■ STATED TASK ■
Copy the records below exactly as they appear.

--------

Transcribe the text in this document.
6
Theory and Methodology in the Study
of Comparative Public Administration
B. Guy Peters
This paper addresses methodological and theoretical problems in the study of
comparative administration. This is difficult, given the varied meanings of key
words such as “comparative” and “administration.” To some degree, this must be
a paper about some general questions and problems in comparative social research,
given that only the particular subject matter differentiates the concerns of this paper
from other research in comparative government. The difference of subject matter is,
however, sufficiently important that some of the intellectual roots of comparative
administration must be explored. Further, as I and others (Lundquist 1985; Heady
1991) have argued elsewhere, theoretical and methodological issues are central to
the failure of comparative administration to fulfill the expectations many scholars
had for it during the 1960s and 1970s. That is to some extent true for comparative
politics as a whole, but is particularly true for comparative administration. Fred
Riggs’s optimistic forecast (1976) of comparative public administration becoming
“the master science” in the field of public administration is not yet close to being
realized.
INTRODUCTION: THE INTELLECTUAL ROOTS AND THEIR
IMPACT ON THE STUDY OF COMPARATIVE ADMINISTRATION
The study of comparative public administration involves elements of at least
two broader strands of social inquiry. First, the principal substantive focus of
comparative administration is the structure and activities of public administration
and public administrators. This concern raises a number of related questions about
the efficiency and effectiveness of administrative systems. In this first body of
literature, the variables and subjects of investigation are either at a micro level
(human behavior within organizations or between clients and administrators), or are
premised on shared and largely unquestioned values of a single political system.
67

--------

■ ANSWER FOR THE TASK ■
Transcribe the text in this document.
6
Theory and Methodology in the Study
of Comparative Public Administration
B. Guy Peters
This paper addresses methodological and theoretical problems in the study of
comparative administration. This is difficult, given the varied meanings of key
words such as “comparative” and “administration.” To some degree, this must be
a paper about some general questions and problems in comparative social research,
given that only the particular subject matter differentiates the concerns of this paper
from other research in comparative government. The difference of subject matter is,
however, sufficiently important that some of the intellectual roots of comparative
administration must be explored. Further, as I and others (Lundquist 1985; Heady
1991) have argued elsewhere, theoretical and methodological issues are central to
the failure of comparative administration to fulfill the expectations many scholars
had for it during the 1960s and 1970s. That is to some extent true for comparative
politics as a whole, but is particularly true for comparative administration. Fred
Riggs’s optimistic forecast (1976) of comparative public administration becoming
“the master science” in the field of public administration is not yet close to being
realized.
INTRODUCTION: THE INTELLECTUAL ROOTS AND THEIR
IMPACT ON THE STUDY OF COMPARATIVE ADMINISTRATION
The study of comparative public administration involves elements of at least
two broader strands of social inquiry. First, the principal substantive focus of
comparative administration is the structure and activities of public administration
and public administrators. This concern raises a number of related questions about
the efficiency and effectiveness of administrative systems. In this first body of
literature, the variables and subjects of investigation are either at a micro level
(human behavior within organizations or between clients and administrators), or are
premised on shared and largely unquestioned values of a single political system.
67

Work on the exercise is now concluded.